- [Task objective]: Go through the material below, count the lines with the word "JSON", and reply with the count alone.

- [Dataset]:
···
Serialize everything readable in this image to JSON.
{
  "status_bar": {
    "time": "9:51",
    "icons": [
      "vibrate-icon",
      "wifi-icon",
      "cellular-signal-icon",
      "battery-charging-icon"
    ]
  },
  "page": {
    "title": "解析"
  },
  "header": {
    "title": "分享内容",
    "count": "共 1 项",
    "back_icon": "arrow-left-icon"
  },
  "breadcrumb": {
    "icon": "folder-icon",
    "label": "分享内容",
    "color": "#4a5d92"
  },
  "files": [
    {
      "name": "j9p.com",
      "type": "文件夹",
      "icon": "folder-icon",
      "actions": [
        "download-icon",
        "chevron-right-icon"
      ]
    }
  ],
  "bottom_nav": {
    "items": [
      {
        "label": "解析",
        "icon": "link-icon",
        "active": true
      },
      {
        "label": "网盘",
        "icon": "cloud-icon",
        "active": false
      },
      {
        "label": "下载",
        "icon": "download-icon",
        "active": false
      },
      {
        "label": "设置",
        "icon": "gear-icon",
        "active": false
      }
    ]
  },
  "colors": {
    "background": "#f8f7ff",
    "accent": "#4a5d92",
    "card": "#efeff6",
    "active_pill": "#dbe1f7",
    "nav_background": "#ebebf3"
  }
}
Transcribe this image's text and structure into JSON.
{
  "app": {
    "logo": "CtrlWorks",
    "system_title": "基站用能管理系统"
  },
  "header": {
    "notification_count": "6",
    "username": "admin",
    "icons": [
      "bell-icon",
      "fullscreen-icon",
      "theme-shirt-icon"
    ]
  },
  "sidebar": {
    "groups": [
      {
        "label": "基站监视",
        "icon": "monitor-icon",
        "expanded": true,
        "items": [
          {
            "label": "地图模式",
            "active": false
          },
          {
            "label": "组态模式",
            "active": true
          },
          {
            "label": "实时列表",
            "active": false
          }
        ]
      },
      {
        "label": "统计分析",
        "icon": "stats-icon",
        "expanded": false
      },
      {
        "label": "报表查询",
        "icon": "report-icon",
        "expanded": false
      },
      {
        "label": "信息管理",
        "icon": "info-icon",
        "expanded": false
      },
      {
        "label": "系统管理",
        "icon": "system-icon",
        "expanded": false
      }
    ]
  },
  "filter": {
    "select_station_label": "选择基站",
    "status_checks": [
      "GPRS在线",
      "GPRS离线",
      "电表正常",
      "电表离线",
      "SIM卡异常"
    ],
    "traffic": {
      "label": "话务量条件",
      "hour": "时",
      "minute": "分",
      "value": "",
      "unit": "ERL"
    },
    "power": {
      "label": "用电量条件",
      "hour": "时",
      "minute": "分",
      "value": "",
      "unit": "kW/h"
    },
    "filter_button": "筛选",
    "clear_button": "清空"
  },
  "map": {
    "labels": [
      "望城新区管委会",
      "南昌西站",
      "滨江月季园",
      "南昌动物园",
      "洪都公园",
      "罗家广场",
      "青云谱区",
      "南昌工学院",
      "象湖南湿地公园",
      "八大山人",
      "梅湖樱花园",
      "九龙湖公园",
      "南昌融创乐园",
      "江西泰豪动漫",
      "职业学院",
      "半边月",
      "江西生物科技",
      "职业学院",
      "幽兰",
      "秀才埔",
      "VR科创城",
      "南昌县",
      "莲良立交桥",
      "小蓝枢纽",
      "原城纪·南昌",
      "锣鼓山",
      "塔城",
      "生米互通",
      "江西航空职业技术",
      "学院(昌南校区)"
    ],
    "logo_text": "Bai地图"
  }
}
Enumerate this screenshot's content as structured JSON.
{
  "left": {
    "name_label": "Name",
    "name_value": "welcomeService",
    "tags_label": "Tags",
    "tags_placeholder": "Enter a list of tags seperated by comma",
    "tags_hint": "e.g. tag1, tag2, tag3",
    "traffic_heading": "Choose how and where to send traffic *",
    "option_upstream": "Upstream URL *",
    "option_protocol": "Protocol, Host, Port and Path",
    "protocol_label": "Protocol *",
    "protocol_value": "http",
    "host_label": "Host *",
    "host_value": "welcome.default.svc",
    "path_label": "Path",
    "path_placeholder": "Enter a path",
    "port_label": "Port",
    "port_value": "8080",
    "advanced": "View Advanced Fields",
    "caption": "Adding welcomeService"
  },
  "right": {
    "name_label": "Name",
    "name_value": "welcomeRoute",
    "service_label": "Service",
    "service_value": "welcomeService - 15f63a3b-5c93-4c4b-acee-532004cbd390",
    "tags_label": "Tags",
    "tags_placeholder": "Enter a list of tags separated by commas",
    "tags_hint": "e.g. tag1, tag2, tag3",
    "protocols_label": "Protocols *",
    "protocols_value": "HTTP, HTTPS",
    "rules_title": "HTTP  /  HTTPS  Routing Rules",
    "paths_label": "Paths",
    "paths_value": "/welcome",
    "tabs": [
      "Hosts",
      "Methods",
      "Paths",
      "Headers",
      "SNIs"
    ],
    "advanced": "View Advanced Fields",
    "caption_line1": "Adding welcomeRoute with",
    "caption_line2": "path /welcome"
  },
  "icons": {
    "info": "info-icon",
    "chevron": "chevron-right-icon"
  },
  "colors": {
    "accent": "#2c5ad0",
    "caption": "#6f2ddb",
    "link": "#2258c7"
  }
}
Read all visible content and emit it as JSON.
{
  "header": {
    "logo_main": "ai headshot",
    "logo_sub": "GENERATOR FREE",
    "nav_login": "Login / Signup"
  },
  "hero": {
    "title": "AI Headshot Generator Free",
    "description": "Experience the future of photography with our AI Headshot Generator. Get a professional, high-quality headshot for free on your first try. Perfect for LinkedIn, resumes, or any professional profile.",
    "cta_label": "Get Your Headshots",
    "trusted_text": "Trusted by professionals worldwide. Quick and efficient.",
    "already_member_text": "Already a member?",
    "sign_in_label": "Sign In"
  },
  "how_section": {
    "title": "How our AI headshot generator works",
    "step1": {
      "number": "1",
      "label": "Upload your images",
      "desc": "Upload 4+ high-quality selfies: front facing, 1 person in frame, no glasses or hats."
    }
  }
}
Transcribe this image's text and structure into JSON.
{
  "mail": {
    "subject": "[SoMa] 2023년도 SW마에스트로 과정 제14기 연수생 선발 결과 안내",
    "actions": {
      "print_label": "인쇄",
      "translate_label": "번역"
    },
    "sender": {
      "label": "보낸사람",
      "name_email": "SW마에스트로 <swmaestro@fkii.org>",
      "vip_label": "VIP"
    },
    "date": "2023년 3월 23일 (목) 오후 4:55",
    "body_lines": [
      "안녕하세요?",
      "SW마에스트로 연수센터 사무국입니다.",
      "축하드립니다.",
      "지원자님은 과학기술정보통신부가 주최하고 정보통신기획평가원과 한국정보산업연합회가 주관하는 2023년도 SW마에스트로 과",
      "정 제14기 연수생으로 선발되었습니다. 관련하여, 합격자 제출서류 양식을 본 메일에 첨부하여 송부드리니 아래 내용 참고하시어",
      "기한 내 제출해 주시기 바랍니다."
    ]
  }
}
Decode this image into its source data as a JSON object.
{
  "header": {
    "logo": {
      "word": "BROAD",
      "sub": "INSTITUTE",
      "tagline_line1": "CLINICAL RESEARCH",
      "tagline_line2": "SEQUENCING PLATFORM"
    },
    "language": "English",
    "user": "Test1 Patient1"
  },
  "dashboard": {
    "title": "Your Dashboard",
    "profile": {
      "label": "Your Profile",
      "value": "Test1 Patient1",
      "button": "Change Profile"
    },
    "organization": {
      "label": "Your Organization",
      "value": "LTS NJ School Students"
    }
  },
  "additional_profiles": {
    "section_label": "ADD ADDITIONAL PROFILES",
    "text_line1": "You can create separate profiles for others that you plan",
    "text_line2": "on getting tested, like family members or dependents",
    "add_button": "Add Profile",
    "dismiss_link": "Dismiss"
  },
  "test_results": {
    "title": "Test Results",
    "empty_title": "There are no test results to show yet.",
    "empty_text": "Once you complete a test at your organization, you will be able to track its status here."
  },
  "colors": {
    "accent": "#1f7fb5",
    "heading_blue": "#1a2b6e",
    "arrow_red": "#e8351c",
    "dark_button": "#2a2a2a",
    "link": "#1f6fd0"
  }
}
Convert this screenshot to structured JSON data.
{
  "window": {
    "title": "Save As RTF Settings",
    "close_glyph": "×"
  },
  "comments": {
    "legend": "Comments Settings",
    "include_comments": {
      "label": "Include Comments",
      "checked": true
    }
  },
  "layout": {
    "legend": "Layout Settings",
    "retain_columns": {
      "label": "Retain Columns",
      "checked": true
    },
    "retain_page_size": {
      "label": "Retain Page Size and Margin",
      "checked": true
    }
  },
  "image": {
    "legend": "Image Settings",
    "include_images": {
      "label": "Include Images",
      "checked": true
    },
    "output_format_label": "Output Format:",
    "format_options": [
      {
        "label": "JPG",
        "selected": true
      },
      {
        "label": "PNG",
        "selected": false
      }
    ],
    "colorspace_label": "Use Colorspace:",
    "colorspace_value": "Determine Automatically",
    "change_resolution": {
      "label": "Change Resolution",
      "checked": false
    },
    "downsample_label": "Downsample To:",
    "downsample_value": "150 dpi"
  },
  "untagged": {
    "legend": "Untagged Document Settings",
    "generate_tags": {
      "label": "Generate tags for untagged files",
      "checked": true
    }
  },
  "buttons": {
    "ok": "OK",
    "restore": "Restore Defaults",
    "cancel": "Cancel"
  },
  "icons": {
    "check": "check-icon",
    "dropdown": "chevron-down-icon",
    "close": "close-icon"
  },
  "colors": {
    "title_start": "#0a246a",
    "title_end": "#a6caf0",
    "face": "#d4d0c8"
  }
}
···
- [Exercise output]: 7